(TASK TO COMPLETE) Output the material below in its entirety, exactly as given.

★ ★ ★ ★

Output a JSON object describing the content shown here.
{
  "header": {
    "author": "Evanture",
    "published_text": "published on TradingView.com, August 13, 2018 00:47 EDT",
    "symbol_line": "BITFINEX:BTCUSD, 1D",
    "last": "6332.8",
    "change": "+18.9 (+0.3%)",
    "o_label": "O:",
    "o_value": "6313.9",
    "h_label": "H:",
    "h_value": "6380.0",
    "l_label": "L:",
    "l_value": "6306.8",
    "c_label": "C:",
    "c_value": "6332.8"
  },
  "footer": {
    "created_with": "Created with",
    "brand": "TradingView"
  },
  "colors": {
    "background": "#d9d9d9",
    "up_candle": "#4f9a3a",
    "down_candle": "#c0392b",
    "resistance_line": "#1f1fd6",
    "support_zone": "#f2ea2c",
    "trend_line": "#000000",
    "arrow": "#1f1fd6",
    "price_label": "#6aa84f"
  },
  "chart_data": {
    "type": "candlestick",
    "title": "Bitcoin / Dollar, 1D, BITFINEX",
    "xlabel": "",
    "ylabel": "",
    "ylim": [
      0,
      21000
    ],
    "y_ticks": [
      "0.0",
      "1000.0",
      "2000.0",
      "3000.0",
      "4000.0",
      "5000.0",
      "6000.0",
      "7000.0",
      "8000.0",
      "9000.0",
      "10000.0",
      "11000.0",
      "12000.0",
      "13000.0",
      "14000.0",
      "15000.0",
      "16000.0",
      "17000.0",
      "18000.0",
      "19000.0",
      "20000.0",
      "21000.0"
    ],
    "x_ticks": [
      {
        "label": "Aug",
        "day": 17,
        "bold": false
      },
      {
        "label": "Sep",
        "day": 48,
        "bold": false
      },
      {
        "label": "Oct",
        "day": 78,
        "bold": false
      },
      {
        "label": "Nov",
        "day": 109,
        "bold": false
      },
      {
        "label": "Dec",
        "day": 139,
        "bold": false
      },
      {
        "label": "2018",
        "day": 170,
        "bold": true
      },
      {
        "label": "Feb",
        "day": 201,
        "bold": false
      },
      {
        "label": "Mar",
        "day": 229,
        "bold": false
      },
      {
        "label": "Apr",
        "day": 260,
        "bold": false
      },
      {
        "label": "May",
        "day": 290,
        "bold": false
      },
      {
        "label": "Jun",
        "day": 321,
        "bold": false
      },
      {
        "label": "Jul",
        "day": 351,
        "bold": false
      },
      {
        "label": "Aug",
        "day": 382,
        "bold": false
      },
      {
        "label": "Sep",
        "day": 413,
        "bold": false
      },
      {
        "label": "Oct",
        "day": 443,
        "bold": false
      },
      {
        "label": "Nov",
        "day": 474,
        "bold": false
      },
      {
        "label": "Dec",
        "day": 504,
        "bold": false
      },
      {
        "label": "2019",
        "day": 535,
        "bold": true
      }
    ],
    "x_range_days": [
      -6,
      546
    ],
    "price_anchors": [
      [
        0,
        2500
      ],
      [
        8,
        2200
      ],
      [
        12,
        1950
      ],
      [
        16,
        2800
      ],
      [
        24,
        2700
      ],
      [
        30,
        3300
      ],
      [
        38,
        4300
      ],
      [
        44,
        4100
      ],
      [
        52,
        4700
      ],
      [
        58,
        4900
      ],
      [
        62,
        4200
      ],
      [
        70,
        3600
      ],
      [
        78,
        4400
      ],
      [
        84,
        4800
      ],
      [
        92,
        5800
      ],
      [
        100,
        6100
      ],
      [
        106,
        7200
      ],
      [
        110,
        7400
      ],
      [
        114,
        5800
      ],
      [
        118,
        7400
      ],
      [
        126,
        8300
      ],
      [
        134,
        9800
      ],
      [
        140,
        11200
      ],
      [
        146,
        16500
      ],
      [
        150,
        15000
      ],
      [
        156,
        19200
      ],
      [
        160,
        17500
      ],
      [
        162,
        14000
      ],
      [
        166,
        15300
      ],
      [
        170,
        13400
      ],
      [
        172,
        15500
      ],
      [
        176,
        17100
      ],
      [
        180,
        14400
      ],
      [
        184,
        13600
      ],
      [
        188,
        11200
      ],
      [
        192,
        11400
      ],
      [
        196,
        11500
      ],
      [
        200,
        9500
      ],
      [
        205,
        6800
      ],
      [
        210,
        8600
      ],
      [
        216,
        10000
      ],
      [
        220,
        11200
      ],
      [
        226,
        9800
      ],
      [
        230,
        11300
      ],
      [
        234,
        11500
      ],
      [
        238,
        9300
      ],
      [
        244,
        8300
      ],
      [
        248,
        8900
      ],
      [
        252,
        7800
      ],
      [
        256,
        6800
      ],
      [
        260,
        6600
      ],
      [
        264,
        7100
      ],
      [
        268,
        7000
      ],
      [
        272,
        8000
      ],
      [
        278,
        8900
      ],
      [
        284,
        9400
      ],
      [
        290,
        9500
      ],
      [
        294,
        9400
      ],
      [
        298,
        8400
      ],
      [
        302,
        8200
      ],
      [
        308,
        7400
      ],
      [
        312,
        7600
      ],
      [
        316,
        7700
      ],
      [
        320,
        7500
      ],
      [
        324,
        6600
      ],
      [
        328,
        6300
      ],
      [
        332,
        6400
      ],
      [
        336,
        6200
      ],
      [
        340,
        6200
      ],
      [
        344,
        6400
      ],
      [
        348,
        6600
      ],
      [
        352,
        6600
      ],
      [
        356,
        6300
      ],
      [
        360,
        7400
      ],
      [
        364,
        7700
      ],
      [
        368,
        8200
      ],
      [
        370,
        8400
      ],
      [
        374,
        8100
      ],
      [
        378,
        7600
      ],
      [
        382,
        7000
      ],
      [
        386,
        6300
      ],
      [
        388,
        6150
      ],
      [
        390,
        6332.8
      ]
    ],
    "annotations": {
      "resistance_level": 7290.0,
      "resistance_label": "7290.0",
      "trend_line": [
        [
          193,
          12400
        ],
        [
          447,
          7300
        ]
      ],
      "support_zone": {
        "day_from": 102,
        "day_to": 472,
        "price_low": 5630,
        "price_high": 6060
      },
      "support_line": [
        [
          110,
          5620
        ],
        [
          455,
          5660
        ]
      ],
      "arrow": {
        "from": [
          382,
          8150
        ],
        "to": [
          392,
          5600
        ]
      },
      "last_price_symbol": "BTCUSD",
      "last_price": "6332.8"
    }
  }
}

★ ★ ★ ★

(ANSWER TO THE PROBLEM)
Output a JSON object describing the content shown here.
{
  "header": {
    "author": "Evanture",
    "published_text": "published on TradingView.com, August 13, 2018 00:47 EDT",
    "symbol_line": "BITFINEX:BTCUSD, 1D",
    "last": "6332.8",
    "change": "+18.9 (+0.3%)",
    "o_label": "O:",
    "o_value": "6313.9",
    "h_label": "H:",
    "h_value": "6380.0",
    "l_label": "L:",
    "l_value": "6306.8",
    "c_label": "C:",
    "c_value": "6332.8"
  },
  "footer": {
    "created_with": "Created with",
    "brand": "TradingView"
  },
  "colors": {
    "background": "#d9d9d9",
    "up_candle": "#4f9a3a",
    "down_candle": "#c0392b",
    "resistance_line": "#1f1fd6",
    "support_zone": "#f2ea2c",
    "trend_line": "#000000",
    "arrow": "#1f1fd6",
    "price_label": "#6aa84f"
  },
  "chart_data": {
    "type": "candlestick",
    "title": "Bitcoin / Dollar, 1D, BITFINEX",
    "xlabel": "",
    "ylabel": "",
    "ylim": [
      0,
      21000
    ],
    "y_ticks": [
      "0.0",
      "1000.0",
      "2000.0",
      "3000.0",
      "4000.0",
      "5000.0",
      "6000.0",
      "7000.0",
      "8000.0",
      "9000.0",
      "10000.0",
      "11000.0",
      "12000.0",
      "13000.0",
      "14000.0",
      "15000.0",
      "16000.0",
      "17000.0",
      "18000.0",
      "19000.0",
      "20000.0",
      "21000.0"
    ],
    "x_ticks": [
      {
        "label": "Aug",
        "day": 17,
        "bold": false
      },
      {
        "label": "Sep",
        "day": 48,
        "bold": false
      },
      {
        "label": "Oct",
        "day": 78,
        "bold": false
      },
      {
        "label": "Nov",
        "day": 109,
        "bold": false
      },
      {
        "label": "Dec",
        "day": 139,
        "bold": false
      },
      {
        "label": "2018",
        "day": 170,
        "bold": true
      },
      {
        "label": "Feb",
        "day": 201,
        "bold": false
      },
      {
        "label": "Mar",
        "day": 229,
        "bold": false
      },
      {
        "label": "Apr",
        "day": 260,
        "bold": false
      },
      {
        "label": "May",
        "day": 290,
        "bold": false
      },
      {
        "label": "Jun",
        "day": 321,
        "bold": false
      },
      {
        "label": "Jul",
        "day": 351,
        "bold": false
      },
      {
        "label": "Aug",
        "day": 382,
        "bold": false
      },
      {
        "label": "Sep",
        "day": 413,
        "bold": false
      },
      {
        "label": "Oct",
        "day": 443,
        "bold": false
      },
      {
        "label": "Nov",
        "day": 474,
        "bold": false
      },
      {
        "label": "Dec",
        "day": 504,
        "bold": false
      },
      {
        "label": "2019",
        "day": 535,
        "bold": true
      }
    ],
    "x_range_days": [
      -6,
      546
    ],
    "price_anchors": [
      [
        0,
        2500
      ],
      [
        8,
        2200
      ],
      [
        12,
        1950
      ],
      [
        16,
        2800
      ],
      [
        24,
        2700
      ],
      [
        30,
        3300
      ],
      [
        38,
        4300
      ],
      [
        44,
        4100
      ],
      [
        52,
        4700
      ],
      [
        58,
        4900
      ],
      [
        62,
        4200
      ],
      [
        70,
        3600
      ],
      [
        78,
        4400
      ],
      [
        84,
        4800
      ],
      [
        92,
        5800
      ],
      [
        100,
        6100
      ],
      [
        106,
        7200
      ],
      [
        110,
        7400
      ],
      [
        114,
        5800
      ],
      [
        118,
        7400
      ],
      [
        126,
        8300
      ],
      [
        134,
        9800
      ],
      [
        140,
        11200
      ],
      [
        146,
        16500
      ],
      [
        150,
        15000
      ],
      [
        156,
        19200
      ],
      [
        160,
        17500
      ],
      [
        162,
        14000
      ],
      [
        166,
        15300
      ],
      [
        170,
        13400
      ],
      [
        172,
        15500
      ],
      [
        176,
        17100
      ],
      [
        180,
        14400
      ],
      [
        184,
        13600
      ],
      [
        188,
        11200
      ],
      [
        192,
        11400
      ],
      [
        196,
        11500
      ],
      [
        200,
        9500
      ],
      [
        205,
        6800
      ],
      [
        210,
        8600
      ],
      [
        216,
        10000
      ],
      [
        220,
        11200
      ],
      [
        226,
        9800
      ],
      [
        230,
        11300
      ],
      [
        234,
        11500
      ],
      [
        238,
        9300
      ],
      [
        244,
        8300
      ],
      [
        248,
        8900
      ],
      [
        252,
        7800
      ],
      [
        256,
        6800
      ],
      [
        260,
        6600
      ],
      [
        264,
        7100
      ],
      [
        268,
        7000
      ],
      [
        272,
        8000
      ],
      [
        278,
        8900
      ],
      [
        284,
        9400
      ],
      [
        290,
        9500
      ],
      [
        294,
        9400
      ],
      [
        298,
        8400
      ],
      [
        302,
        8200
      ],
      [
        308,
        7400
      ],
      [
        312,
        7600
      ],
      [
        316,
        7700
      ],
      [
        320,
        7500
      ],
      [
        324,
        6600
      ],
      [
        328,
        6300
      ],
      [
        332,
        6400
      ],
      [
        336,
        6200
      ],
      [
        340,
        6200
      ],
      [
        344,
        6400
      ],
      [
        348,
        6600
      ],
      [
        352,
        6600
      ],
      [
        356,
        6300
      ],
      [
        360,
        7400
      ],
      [
        364,
        7700
      ],
      [
        368,
        8200
      ],
      [
        370,
        8400
      ],
      [
        374,
        8100
      ],
      [
        378,
        7600
      ],
      [
        382,
        7000
      ],
      [
        386,
        6300
      ],
      [
        388,
        6150
      ],
      [
        390,
        6332.8
      ]
    ],
    "annotations": {
      "resistance_level": 7290.0,
      "resistance_label": "7290.0",
      "trend_line": [
        [
          193,
          12400
        ],
        [
          447,
          7300
        ]
      ],
      "support_zone": {
        "day_from": 102,
        "day_to": 472,
        "price_low": 5630,
        "price_high": 6060
      },
      "support_line": [
        [
          110,
          5620
        ],
        [
          455,
          5660
        ]
      ],
      "arrow": {
        "from": [
          382,
          8150
        ],
        "to": [
          392,
          5600
        ]
      },
      "last_price_symbol": "BTCUSD",
      "last_price": "6332.8"
    }
  }
}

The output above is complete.